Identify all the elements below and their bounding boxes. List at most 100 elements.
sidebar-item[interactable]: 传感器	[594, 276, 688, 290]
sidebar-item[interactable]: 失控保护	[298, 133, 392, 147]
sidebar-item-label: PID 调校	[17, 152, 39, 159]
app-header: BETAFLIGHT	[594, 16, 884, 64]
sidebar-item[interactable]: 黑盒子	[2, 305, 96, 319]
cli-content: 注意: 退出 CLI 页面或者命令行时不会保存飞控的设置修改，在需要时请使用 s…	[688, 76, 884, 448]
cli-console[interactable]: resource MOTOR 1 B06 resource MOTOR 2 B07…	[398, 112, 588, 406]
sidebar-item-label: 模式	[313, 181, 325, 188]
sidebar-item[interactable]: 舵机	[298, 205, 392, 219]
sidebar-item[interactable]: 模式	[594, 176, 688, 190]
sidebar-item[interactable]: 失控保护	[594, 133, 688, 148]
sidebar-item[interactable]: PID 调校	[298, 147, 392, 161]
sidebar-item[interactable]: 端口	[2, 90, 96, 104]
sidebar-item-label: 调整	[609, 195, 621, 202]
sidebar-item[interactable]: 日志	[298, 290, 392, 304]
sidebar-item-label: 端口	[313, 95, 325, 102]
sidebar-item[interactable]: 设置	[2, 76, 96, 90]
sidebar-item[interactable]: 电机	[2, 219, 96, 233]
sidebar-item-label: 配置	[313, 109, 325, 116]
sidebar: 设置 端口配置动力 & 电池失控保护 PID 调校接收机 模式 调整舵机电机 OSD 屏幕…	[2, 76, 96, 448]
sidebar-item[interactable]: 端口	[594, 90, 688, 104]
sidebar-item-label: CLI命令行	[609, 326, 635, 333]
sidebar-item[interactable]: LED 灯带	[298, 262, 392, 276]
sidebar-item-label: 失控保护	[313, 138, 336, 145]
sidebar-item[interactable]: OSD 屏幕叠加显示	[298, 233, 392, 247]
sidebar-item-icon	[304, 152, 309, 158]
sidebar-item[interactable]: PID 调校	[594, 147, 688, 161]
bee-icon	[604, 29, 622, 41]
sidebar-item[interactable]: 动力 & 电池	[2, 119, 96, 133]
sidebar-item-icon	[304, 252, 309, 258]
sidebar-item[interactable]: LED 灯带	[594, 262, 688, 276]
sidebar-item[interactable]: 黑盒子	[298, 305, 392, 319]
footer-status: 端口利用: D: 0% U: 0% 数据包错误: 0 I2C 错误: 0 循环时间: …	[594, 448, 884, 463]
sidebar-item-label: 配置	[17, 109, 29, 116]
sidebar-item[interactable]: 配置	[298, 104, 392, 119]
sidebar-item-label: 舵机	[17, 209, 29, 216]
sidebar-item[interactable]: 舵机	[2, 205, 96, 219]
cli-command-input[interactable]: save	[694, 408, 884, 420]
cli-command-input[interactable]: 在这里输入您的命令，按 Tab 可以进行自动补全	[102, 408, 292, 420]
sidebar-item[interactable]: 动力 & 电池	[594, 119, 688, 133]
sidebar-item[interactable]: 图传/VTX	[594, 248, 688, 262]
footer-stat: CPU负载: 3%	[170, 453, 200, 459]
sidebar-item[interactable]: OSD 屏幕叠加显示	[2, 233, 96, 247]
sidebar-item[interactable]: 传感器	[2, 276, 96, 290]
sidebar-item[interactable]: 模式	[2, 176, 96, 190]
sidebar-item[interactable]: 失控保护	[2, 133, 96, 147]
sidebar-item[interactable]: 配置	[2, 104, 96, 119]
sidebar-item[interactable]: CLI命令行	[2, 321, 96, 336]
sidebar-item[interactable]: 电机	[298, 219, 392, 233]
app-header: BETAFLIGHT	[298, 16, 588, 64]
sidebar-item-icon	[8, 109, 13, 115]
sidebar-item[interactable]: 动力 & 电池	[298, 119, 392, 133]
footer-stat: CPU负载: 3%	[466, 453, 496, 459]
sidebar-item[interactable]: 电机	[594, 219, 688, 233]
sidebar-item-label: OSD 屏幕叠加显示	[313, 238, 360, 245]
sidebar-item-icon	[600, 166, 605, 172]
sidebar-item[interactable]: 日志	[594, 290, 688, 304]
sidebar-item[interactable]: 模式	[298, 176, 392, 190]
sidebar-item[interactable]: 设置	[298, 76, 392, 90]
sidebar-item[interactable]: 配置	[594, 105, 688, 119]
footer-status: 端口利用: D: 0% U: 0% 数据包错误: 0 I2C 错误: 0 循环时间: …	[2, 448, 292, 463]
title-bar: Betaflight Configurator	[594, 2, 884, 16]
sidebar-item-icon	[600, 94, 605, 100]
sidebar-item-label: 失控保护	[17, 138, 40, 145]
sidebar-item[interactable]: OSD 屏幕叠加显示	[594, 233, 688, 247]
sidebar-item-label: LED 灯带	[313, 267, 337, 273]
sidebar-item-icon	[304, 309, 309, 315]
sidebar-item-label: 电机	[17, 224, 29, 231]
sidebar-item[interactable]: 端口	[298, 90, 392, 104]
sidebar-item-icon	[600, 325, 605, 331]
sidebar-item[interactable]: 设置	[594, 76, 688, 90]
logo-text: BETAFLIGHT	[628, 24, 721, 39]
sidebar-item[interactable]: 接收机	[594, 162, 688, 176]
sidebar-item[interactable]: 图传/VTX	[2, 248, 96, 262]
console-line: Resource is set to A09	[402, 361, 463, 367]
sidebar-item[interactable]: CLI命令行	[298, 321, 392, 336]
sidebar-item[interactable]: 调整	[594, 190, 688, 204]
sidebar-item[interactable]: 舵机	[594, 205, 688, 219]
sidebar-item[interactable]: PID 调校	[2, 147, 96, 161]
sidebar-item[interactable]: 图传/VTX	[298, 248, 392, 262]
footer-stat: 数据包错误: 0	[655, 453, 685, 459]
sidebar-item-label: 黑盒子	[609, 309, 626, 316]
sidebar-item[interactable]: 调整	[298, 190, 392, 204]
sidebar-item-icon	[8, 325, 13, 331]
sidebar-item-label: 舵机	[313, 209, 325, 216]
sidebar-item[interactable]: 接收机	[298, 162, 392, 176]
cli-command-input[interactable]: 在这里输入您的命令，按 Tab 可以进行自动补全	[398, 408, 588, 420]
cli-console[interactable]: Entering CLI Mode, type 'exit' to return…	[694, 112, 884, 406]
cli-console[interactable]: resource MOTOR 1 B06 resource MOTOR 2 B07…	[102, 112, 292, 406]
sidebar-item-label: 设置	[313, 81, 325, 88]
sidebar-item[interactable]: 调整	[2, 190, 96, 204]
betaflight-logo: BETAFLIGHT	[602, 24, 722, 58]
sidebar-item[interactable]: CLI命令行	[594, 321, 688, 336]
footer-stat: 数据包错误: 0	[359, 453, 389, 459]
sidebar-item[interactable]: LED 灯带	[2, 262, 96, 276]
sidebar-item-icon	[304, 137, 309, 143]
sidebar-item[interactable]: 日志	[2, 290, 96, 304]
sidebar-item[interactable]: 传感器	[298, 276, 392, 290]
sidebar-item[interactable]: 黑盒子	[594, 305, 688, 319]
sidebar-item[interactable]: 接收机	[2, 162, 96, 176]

Task description: Reproduce the rows from the first line up to and including the line with "147, 392, 161]", renaming "cli-console" to "terminal-output" and changing nothing else.

Finished exercise:
Identify all the elements below and their bounding boxes. List at most 100 elements.
sidebar-item[interactable]: 传感器	[594, 276, 688, 290]
sidebar-item[interactable]: 失控保护	[298, 133, 392, 147]
sidebar-item-label: PID 调校	[17, 152, 39, 159]
app-header: BETAFLIGHT	[594, 16, 884, 64]
sidebar-item[interactable]: 黑盒子	[2, 305, 96, 319]
cli-content: 注意: 退出 CLI 页面或者命令行时不会保存飞控的设置修改，在需要时请使用 s…	[688, 76, 884, 448]
terminal-output[interactable]: resource MOTOR 1 B06 resource MOTOR 2 B07…	[398, 112, 588, 406]
sidebar-item-label: 模式	[313, 181, 325, 188]
sidebar-item[interactable]: 舵机	[298, 205, 392, 219]
sidebar-item[interactable]: 模式	[594, 176, 688, 190]
sidebar-item[interactable]: 失控保护	[594, 133, 688, 148]
sidebar-item[interactable]: PID 调校	[298, 147, 392, 161]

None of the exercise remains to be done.